TASK DIRECTIONS = Give the data again exactly as written, skipping any pictures.

RECORD LIST =
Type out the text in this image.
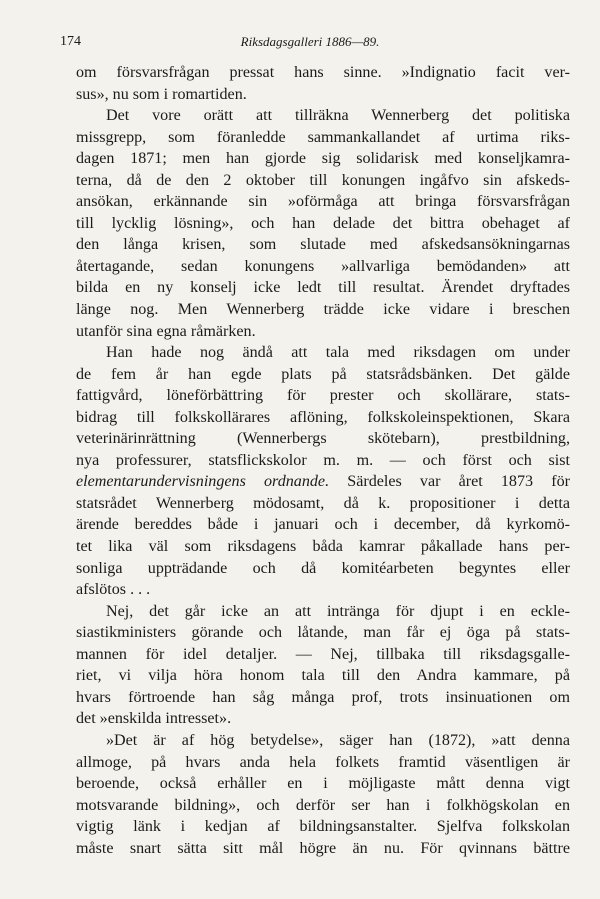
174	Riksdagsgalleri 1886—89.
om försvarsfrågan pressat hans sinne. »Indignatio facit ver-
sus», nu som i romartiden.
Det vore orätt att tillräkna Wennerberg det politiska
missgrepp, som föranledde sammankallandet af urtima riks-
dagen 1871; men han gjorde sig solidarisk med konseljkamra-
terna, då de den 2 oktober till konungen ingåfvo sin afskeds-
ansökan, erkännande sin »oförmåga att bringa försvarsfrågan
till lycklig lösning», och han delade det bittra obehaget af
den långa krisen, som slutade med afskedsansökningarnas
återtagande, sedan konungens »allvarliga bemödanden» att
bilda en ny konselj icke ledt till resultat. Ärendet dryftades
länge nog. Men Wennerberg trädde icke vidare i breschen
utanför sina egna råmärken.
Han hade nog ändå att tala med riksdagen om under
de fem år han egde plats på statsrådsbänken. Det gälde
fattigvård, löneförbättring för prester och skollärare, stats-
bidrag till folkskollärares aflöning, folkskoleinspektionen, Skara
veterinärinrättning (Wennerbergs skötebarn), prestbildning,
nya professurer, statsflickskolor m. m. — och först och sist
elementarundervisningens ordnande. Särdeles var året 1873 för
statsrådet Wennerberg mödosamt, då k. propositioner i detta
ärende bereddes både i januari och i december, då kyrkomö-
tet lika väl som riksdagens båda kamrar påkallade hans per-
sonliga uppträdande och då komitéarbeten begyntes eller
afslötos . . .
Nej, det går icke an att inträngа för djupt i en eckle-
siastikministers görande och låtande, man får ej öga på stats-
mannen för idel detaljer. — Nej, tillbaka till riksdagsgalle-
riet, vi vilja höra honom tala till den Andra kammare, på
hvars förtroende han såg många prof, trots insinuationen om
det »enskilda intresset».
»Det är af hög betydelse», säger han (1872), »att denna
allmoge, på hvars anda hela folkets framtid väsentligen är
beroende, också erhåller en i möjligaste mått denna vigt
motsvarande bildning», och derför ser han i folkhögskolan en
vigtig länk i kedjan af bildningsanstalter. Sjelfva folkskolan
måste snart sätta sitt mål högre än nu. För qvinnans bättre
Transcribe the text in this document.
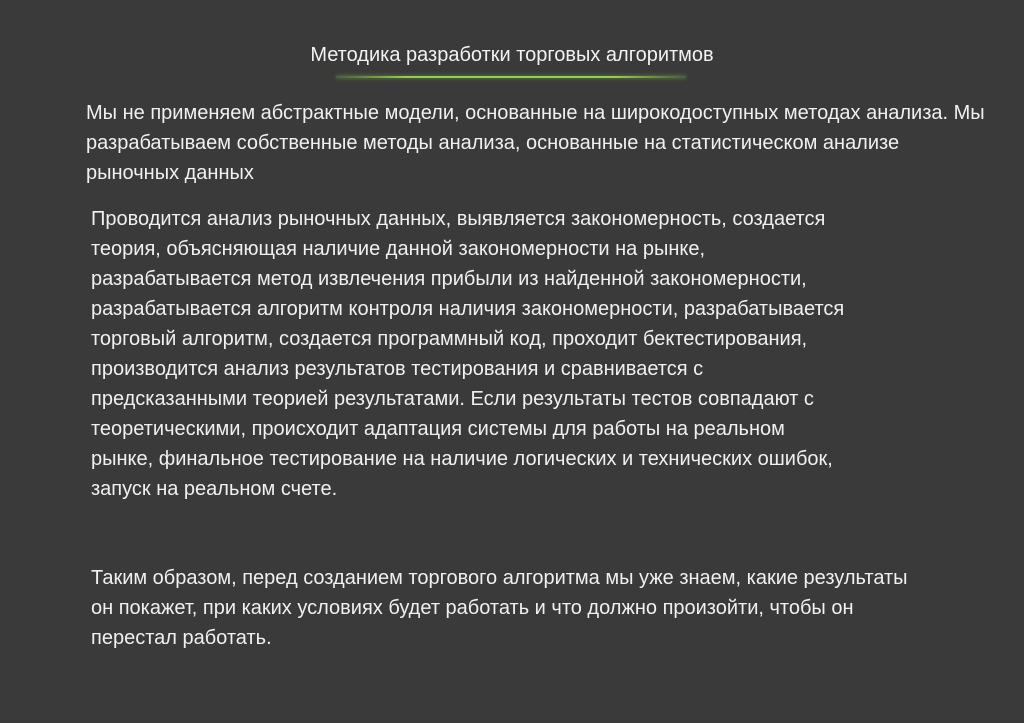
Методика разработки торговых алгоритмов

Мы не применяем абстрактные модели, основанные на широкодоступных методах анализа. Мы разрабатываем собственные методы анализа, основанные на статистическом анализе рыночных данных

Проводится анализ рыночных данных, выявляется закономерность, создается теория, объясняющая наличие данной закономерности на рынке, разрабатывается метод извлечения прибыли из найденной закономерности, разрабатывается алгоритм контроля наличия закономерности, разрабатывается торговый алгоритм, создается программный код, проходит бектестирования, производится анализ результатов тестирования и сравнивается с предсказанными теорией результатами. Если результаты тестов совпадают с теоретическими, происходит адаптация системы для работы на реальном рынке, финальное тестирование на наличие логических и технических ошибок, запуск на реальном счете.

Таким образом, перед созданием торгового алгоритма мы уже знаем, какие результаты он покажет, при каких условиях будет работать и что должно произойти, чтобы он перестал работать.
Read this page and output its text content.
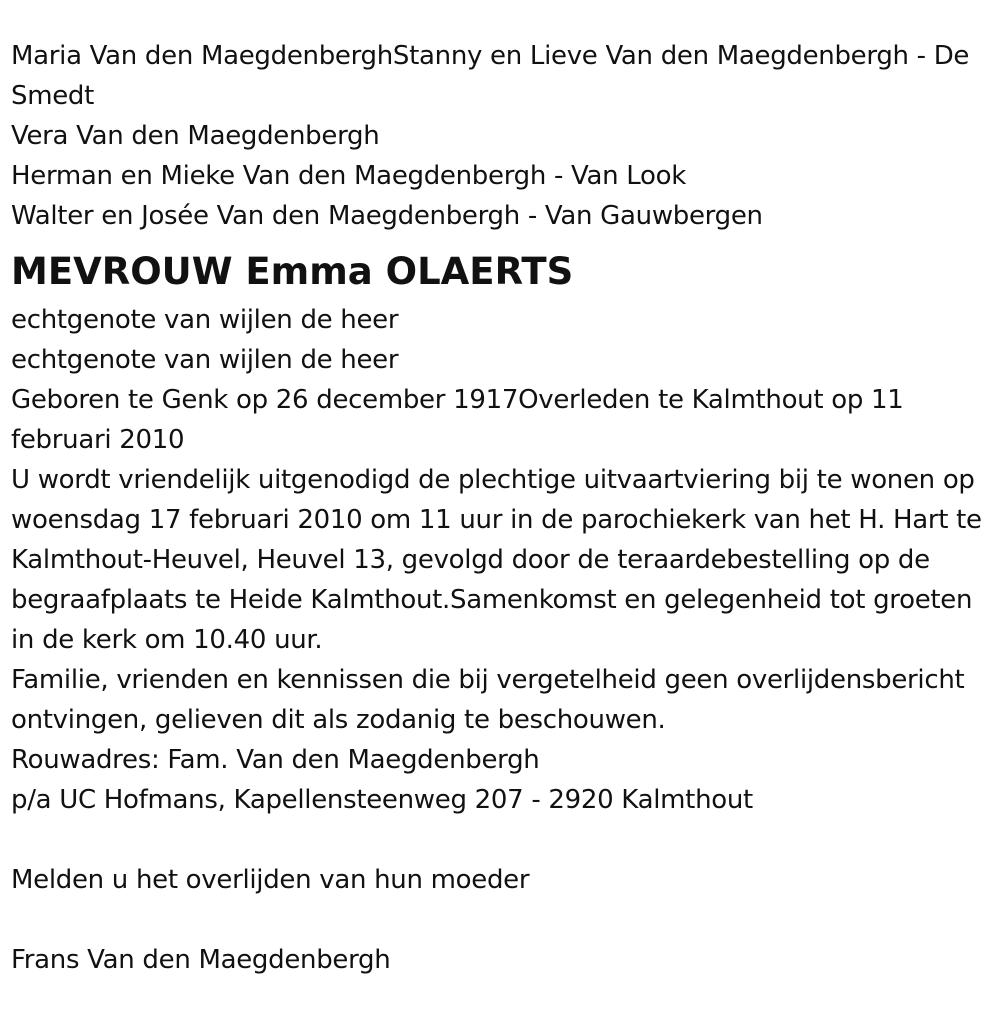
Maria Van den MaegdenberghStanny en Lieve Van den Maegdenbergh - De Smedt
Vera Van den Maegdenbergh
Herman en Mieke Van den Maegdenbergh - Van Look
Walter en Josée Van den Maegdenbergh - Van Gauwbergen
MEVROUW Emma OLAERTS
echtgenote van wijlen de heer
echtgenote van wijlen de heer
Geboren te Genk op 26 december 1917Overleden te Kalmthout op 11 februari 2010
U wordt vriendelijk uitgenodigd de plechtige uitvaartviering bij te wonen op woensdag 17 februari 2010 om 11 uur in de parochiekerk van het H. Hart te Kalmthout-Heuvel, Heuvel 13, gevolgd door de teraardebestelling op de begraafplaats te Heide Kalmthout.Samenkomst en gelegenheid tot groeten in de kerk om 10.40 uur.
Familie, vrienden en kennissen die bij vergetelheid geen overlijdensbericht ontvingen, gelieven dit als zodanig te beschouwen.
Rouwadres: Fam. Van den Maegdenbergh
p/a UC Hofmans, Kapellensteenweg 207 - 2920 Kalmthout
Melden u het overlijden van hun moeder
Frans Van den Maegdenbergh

RESULT OF THIS EXERCISE =
Type out the text in this image.
174	Riksdagsgalleri 1886—89.
om försvarsfrågan pressat hans sinne. »Indignatio facit ver-
sus», nu som i romartiden.
Det vore orätt att tillräkna Wennerberg det politiska
missgrepp, som föranledde sammankallandet af urtima riks-
dagen 1871; men han gjorde sig solidarisk med konseljkamra-
terna, då de den 2 oktober till konungen ingåfvo sin afskeds-
ansökan, erkännande sin »oförmåga att bringa försvarsfrågan
till lycklig lösning», och han delade det bittra obehaget af
den långa krisen, som slutade med afskedsansökningarnas
återtagande, sedan konungens »allvarliga bemödanden» att
bilda en ny konselj icke ledt till resultat. Ärendet dryftades
länge nog. Men Wennerberg trädde icke vidare i breschen
utanför sina egna råmärken.
Han hade nog ändå att tala med riksdagen om under
de fem år han egde plats på statsrådsbänken. Det gälde
fattigvård, löneförbättring för prester och skollärare, stats-
bidrag till folkskollärares aflöning, folkskoleinspektionen, Skara
veterinärinrättning (Wennerbergs skötebarn), prestbildning,
nya professurer, statsflickskolor m. m. — och först och sist
elementarundervisningens ordnande. Särdeles var året 1873 för
statsrådet Wennerberg mödosamt, då k. propositioner i detta
ärende bereddes både i januari och i december, då kyrkomö-
tet lika väl som riksdagens båda kamrar påkallade hans per-
sonliga uppträdande och då komitéarbeten begyntes eller
afslötos . . .
Nej, det går icke an att inträngа för djupt i en eckle-
siastikministers görande och låtande, man får ej öga på stats-
mannen för idel detaljer. — Nej, tillbaka till riksdagsgalle-
riet, vi vilja höra honom tala till den Andra kammare, på
hvars förtroende han såg många prof, trots insinuationen om
det »enskilda intresset».
»Det är af hög betydelse», säger han (1872), »att denna
allmoge, på hvars anda hela folkets framtid väsentligen är
beroende, också erhåller en i möjligaste mått denna vigt
motsvarande bildning», och derför ser han i folkhögskolan en
vigtig länk i kedjan af bildningsanstalter. Sjelfva folkskolan
måste snart sätta sitt mål högre än nu. För qvinnans bättre
Transcribe the text in this document.
Методика разработки торговых алгоритмов

Мы не применяем абстрактные модели, основанные на широкодоступных методах анализа. Мы разрабатываем собственные методы анализа, основанные на статистическом анализе рыночных данных

Проводится анализ рыночных данных, выявляется закономерность, создается теория, объясняющая наличие данной закономерности на рынке, разрабатывается метод извлечения прибыли из найденной закономерности, разрабатывается алгоритм контроля наличия закономерности, разрабатывается торговый алгоритм, создается программный код, проходит бектестирования, производится анализ результатов тестирования и сравнивается с предсказанными теорией результатами. Если результаты тестов совпадают с теоретическими, происходит адаптация системы для работы на реальном рынке, финальное тестирование на наличие логических и технических ошибок, запуск на реальном счете.

Таким образом, перед созданием торгового алгоритма мы уже знаем, какие результаты он покажет, при каких условиях будет работать и что должно произойти, чтобы он перестал работать.
Read this page and output its text content.
Maria Van den MaegdenberghStanny en Lieve Van den Maegdenbergh - De Smedt
Vera Van den Maegdenbergh
Herman en Mieke Van den Maegdenbergh - Van Look
Walter en Josée Van den Maegdenbergh - Van Gauwbergen
MEVROUW Emma OLAERTS
echtgenote van wijlen de heer
echtgenote van wijlen de heer
Geboren te Genk op 26 december 1917Overleden te Kalmthout op 11 februari 2010
U wordt vriendelijk uitgenodigd de plechtige uitvaartviering bij te wonen op woensdag 17 februari 2010 om 11 uur in de parochiekerk van het H. Hart te Kalmthout-Heuvel, Heuvel 13, gevolgd door de teraardebestelling op de begraafplaats te Heide Kalmthout.Samenkomst en gelegenheid tot groeten in de kerk om 10.40 uur.
Familie, vrienden en kennissen die bij vergetelheid geen overlijdensbericht ontvingen, gelieven dit als zodanig te beschouwen.
Rouwadres: Fam. Van den Maegdenbergh
p/a UC Hofmans, Kapellensteenweg 207 - 2920 Kalmthout
Melden u het overlijden van hun moeder
Frans Van den Maegdenbergh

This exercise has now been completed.